> **PROBLEM**: Each line that holds the word "Кроме" counts once. Give the total number of such lines and nothing else.

———

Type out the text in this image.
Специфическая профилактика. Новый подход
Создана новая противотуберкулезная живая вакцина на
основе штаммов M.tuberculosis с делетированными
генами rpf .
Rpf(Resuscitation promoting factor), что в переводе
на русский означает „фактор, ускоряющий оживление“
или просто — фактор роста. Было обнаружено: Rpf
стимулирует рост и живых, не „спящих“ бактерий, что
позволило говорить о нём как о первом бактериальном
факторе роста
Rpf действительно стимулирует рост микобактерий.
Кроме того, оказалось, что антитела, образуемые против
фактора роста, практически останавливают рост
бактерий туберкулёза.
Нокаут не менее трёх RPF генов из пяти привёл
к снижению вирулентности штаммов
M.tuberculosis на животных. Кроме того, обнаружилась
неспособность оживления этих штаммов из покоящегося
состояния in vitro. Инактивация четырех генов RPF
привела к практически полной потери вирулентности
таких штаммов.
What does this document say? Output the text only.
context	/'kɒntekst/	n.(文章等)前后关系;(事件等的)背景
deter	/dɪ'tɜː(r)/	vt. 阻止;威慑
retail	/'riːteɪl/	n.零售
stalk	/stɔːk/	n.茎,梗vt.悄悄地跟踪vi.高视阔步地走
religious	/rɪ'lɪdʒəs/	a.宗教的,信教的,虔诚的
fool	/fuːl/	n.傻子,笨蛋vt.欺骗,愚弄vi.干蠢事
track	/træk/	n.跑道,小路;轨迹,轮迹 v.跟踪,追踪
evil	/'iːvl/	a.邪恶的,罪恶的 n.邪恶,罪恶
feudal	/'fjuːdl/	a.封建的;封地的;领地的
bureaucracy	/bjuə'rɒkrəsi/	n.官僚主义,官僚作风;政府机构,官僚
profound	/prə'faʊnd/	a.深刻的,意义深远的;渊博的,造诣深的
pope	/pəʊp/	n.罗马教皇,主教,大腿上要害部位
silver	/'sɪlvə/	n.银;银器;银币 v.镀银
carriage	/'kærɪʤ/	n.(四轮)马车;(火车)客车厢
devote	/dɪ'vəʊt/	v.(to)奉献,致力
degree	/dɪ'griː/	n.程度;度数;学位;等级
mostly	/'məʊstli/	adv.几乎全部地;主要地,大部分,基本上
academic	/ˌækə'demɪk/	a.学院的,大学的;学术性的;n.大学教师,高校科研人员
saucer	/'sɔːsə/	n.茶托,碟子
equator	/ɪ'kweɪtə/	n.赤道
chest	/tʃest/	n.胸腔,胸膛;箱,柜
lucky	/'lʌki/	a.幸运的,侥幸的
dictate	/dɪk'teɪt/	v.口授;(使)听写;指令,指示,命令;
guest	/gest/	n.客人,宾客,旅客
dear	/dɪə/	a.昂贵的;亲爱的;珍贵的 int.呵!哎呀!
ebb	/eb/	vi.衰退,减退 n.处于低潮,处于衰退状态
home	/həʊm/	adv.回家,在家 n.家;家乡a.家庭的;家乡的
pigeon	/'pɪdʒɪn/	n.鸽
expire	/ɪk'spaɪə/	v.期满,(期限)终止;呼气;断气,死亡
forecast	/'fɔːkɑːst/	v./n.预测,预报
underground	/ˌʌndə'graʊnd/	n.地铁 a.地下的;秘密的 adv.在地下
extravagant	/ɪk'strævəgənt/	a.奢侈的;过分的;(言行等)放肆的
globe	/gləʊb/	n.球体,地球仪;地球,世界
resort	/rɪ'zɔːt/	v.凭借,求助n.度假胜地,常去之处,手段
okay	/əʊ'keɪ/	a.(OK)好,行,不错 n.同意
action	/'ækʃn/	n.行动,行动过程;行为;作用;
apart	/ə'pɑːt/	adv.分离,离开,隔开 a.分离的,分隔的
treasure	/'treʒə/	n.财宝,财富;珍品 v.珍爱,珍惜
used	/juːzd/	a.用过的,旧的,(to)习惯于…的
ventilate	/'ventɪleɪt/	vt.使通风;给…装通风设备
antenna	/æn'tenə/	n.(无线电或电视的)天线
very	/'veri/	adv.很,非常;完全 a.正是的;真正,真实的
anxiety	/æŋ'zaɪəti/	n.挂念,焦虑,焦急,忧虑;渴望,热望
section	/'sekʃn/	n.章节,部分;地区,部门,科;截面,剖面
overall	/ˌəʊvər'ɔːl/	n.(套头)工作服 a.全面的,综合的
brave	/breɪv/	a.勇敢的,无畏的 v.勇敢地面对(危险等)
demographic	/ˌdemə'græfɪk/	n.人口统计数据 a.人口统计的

———

> **OUTPUT BELOW**: 2